PROBLEM STATEMENT » Each line below is to be written out in full, exactly as shown.

[Dataset entries]
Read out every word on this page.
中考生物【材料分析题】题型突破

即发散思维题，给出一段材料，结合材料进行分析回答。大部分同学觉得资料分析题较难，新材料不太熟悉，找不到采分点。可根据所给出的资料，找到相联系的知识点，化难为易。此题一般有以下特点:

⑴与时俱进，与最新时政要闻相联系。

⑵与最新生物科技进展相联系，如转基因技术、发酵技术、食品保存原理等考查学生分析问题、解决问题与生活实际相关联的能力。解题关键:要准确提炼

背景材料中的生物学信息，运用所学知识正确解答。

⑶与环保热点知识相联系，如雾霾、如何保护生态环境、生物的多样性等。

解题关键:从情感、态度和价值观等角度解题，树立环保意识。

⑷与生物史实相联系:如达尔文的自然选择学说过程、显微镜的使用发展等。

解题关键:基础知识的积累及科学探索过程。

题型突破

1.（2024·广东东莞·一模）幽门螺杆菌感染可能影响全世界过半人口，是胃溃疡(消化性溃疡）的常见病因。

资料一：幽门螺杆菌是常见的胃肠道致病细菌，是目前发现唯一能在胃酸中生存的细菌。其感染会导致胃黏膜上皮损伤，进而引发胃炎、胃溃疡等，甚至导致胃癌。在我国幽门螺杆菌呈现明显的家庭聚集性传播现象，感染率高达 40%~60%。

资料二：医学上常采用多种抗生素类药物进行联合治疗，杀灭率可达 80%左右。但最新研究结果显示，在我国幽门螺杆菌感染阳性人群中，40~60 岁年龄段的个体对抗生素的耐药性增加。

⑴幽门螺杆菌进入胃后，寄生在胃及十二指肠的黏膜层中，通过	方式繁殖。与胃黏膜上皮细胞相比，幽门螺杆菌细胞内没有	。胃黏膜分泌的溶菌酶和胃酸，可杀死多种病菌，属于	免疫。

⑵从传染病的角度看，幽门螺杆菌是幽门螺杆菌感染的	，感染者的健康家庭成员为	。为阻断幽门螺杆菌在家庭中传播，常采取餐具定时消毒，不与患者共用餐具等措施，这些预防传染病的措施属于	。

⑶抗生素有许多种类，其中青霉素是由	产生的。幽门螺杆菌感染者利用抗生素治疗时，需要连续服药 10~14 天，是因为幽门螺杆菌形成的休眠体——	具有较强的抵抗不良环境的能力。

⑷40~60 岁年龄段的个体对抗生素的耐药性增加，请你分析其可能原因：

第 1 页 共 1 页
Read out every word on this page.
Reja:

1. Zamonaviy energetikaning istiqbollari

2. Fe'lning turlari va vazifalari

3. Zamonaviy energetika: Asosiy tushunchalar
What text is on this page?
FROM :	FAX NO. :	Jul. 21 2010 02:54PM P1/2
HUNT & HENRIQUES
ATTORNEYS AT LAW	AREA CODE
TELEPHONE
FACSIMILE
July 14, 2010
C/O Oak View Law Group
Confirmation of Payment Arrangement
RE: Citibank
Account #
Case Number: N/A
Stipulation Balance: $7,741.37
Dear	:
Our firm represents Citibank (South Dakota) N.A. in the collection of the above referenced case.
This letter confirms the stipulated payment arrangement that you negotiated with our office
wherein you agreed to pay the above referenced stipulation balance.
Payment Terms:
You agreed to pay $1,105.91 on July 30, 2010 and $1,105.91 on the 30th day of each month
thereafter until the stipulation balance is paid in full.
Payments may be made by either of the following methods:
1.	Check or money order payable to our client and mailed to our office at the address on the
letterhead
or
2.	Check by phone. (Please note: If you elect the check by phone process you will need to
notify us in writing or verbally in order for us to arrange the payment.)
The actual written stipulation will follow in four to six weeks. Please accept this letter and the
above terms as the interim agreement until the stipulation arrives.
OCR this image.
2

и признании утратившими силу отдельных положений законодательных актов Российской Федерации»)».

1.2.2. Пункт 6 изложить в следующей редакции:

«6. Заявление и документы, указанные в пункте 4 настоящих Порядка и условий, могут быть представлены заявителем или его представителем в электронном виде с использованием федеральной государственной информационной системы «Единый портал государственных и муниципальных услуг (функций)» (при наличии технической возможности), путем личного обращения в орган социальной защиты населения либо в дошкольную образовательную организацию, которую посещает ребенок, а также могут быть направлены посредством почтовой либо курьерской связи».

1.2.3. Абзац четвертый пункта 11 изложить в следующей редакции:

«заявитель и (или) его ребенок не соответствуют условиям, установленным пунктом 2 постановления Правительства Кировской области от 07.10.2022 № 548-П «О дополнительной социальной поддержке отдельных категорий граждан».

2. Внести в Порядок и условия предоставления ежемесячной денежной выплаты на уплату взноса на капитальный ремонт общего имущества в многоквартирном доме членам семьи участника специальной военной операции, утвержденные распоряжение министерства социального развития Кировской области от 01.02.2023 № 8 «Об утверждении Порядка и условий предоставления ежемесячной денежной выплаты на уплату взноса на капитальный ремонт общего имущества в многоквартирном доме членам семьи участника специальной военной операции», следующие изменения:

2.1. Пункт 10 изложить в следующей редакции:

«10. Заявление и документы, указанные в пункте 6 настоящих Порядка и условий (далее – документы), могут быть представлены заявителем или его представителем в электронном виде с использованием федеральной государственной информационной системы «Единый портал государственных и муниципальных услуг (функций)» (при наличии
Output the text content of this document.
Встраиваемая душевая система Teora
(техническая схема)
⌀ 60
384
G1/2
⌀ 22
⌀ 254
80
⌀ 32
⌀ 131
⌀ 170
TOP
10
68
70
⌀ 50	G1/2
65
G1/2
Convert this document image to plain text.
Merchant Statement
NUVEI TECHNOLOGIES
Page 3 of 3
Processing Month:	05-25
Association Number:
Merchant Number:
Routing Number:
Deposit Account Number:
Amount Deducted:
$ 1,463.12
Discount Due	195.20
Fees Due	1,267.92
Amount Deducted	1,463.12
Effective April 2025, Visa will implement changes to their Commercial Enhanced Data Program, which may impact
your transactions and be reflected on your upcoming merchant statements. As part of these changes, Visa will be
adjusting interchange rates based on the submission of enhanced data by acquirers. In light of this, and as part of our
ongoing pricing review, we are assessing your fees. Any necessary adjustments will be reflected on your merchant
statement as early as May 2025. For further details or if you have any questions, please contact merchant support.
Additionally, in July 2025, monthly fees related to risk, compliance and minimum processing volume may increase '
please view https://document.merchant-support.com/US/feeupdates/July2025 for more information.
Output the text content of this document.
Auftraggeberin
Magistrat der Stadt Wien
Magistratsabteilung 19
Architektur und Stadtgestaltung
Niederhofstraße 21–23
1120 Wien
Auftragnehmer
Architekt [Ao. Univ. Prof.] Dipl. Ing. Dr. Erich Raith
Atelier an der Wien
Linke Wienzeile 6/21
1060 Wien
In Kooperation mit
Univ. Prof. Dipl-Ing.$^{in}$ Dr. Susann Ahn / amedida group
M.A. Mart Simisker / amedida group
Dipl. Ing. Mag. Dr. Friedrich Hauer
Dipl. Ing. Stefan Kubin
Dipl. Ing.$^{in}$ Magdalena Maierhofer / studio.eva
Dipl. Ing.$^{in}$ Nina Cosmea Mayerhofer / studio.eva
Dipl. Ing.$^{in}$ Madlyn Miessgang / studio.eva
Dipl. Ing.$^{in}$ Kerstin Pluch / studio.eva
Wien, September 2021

EXERCISE OUTPUT »
Read out every word on this page.
中考生物【材料分析题】题型突破

即发散思维题，给出一段材料，结合材料进行分析回答。大部分同学觉得资料分析题较难，新材料不太熟悉，找不到采分点。可根据所给出的资料，找到相联系的知识点，化难为易。此题一般有以下特点:

⑴与时俱进，与最新时政要闻相联系。

⑵与最新生物科技进展相联系，如转基因技术、发酵技术、食品保存原理等考查学生分析问题、解决问题与生活实际相关联的能力。解题关键:要准确提炼

背景材料中的生物学信息，运用所学知识正确解答。

⑶与环保热点知识相联系，如雾霾、如何保护生态环境、生物的多样性等。

解题关键:从情感、态度和价值观等角度解题，树立环保意识。

⑷与生物史实相联系:如达尔文的自然选择学说过程、显微镜的使用发展等。

解题关键:基础知识的积累及科学探索过程。

题型突破

1.（2024·广东东莞·一模）幽门螺杆菌感染可能影响全世界过半人口，是胃溃疡(消化性溃疡）的常见病因。

资料一：幽门螺杆菌是常见的胃肠道致病细菌，是目前发现唯一能在胃酸中生存的细菌。其感染会导致胃黏膜上皮损伤，进而引发胃炎、胃溃疡等，甚至导致胃癌。在我国幽门螺杆菌呈现明显的家庭聚集性传播现象，感染率高达 40%~60%。

资料二：医学上常采用多种抗生素类药物进行联合治疗，杀灭率可达 80%左右。但最新研究结果显示，在我国幽门螺杆菌感染阳性人群中，40~60 岁年龄段的个体对抗生素的耐药性增加。

⑴幽门螺杆菌进入胃后，寄生在胃及十二指肠的黏膜层中，通过	方式繁殖。与胃黏膜上皮细胞相比，幽门螺杆菌细胞内没有	。胃黏膜分泌的溶菌酶和胃酸，可杀死多种病菌，属于	免疫。

⑵从传染病的角度看，幽门螺杆菌是幽门螺杆菌感染的	，感染者的健康家庭成员为	。为阻断幽门螺杆菌在家庭中传播，常采取餐具定时消毒，不与患者共用餐具等措施，这些预防传染病的措施属于	。

⑶抗生素有许多种类，其中青霉素是由	产生的。幽门螺杆菌感染者利用抗生素治疗时，需要连续服药 10~14 天，是因为幽门螺杆菌形成的休眠体——	具有较强的抵抗不良环境的能力。

⑷40~60 岁年龄段的个体对抗生素的耐药性增加，请你分析其可能原因：

第 1 页 共 1 页
Read out every word on this page.
Reja:

1. Zamonaviy energetikaning istiqbollari

2. Fe'lning turlari va vazifalari

3. Zamonaviy energetika: Asosiy tushunchalar
What text is on this page?
FROM :	FAX NO. :	Jul. 21 2010 02:54PM P1/2
HUNT & HENRIQUES
ATTORNEYS AT LAW	AREA CODE
TELEPHONE
FACSIMILE
July 14, 2010
C/O Oak View Law Group
Confirmation of Payment Arrangement
RE: Citibank
Account #
Case Number: N/A
Stipulation Balance: $7,741.37
Dear	:
Our firm represents Citibank (South Dakota) N.A. in the collection of the above referenced case.
This letter confirms the stipulated payment arrangement that you negotiated with our office
wherein you agreed to pay the above referenced stipulation balance.
Payment Terms:
You agreed to pay $1,105.91 on July 30, 2010 and $1,105.91 on the 30th day of each month
thereafter until the stipulation balance is paid in full.
Payments may be made by either of the following methods:
1.	Check or money order payable to our client and mailed to our office at the address on the
letterhead
or
2.	Check by phone. (Please note: If you elect the check by phone process you will need to
notify us in writing or verbally in order for us to arrange the payment.)
The actual written stipulation will follow in four to six weeks. Please accept this letter and the
above terms as the interim agreement until the stipulation arrives.
OCR this image.
2

и признании утратившими силу отдельных положений законодательных актов Российской Федерации»)».

1.2.2. Пункт 6 изложить в следующей редакции:

«6. Заявление и документы, указанные в пункте 4 настоящих Порядка и условий, могут быть представлены заявителем или его представителем в электронном виде с использованием федеральной государственной информационной системы «Единый портал государственных и муниципальных услуг (функций)» (при наличии технической возможности), путем личного обращения в орган социальной защиты населения либо в дошкольную образовательную организацию, которую посещает ребенок, а также могут быть направлены посредством почтовой либо курьерской связи».

1.2.3. Абзац четвертый пункта 11 изложить в следующей редакции:

«заявитель и (или) его ребенок не соответствуют условиям, установленным пунктом 2 постановления Правительства Кировской области от 07.10.2022 № 548-П «О дополнительной социальной поддержке отдельных категорий граждан».

2. Внести в Порядок и условия предоставления ежемесячной денежной выплаты на уплату взноса на капитальный ремонт общего имущества в многоквартирном доме членам семьи участника специальной военной операции, утвержденные распоряжение министерства социального развития Кировской области от 01.02.2023 № 8 «Об утверждении Порядка и условий предоставления ежемесячной денежной выплаты на уплату взноса на капитальный ремонт общего имущества в многоквартирном доме членам семьи участника специальной военной операции», следующие изменения:

2.1. Пункт 10 изложить в следующей редакции:

«10. Заявление и документы, указанные в пункте 6 настоящих Порядка и условий (далее – документы), могут быть представлены заявителем или его представителем в электронном виде с использованием федеральной государственной информационной системы «Единый портал государственных и муниципальных услуг (функций)» (при наличии
Output the text content of this document.
Встраиваемая душевая система Teora
(техническая схема)
⌀ 60
384
G1/2
⌀ 22
⌀ 254
80
⌀ 32
⌀ 131
⌀ 170
TOP
10
68
70
⌀ 50	G1/2
65
G1/2
Convert this document image to plain text.
Merchant Statement
NUVEI TECHNOLOGIES
Page 3 of 3
Processing Month:	05-25
Association Number:
Merchant Number:
Routing Number:
Deposit Account Number:
Amount Deducted:
$ 1,463.12
Discount Due	195.20
Fees Due	1,267.92
Amount Deducted	1,463.12
Effective April 2025, Visa will implement changes to their Commercial Enhanced Data Program, which may impact
your transactions and be reflected on your upcoming merchant statements. As part of these changes, Visa will be
adjusting interchange rates based on the submission of enhanced data by acquirers. In light of this, and as part of our
ongoing pricing review, we are assessing your fees. Any necessary adjustments will be reflected on your merchant
statement as early as May 2025. For further details or if you have any questions, please contact merchant support.
Additionally, in July 2025, monthly fees related to risk, compliance and minimum processing volume may increase '
please view https://document.merchant-support.com/US/feeupdates/July2025 for more information.
Output the text content of this document.
Auftraggeberin
Magistrat der Stadt Wien
Magistratsabteilung 19
Architektur und Stadtgestaltung
Niederhofstraße 21–23
1120 Wien
Auftragnehmer
Architekt [Ao. Univ. Prof.] Dipl. Ing. Dr. Erich Raith
Atelier an der Wien
Linke Wienzeile 6/21
1060 Wien
In Kooperation mit
Univ. Prof. Dipl-Ing.$^{in}$ Dr. Susann Ahn / amedida group
M.A. Mart Simisker / amedida group
Dipl. Ing. Mag. Dr. Friedrich Hauer
Dipl. Ing. Stefan Kubin
Dipl. Ing.$^{in}$ Magdalena Maierhofer / studio.eva
Dipl. Ing.$^{in}$ Nina Cosmea Mayerhofer / studio.eva
Dipl. Ing.$^{in}$ Madlyn Miessgang / studio.eva
Dipl. Ing.$^{in}$ Kerstin Pluch / studio.eva
Wien, September 2021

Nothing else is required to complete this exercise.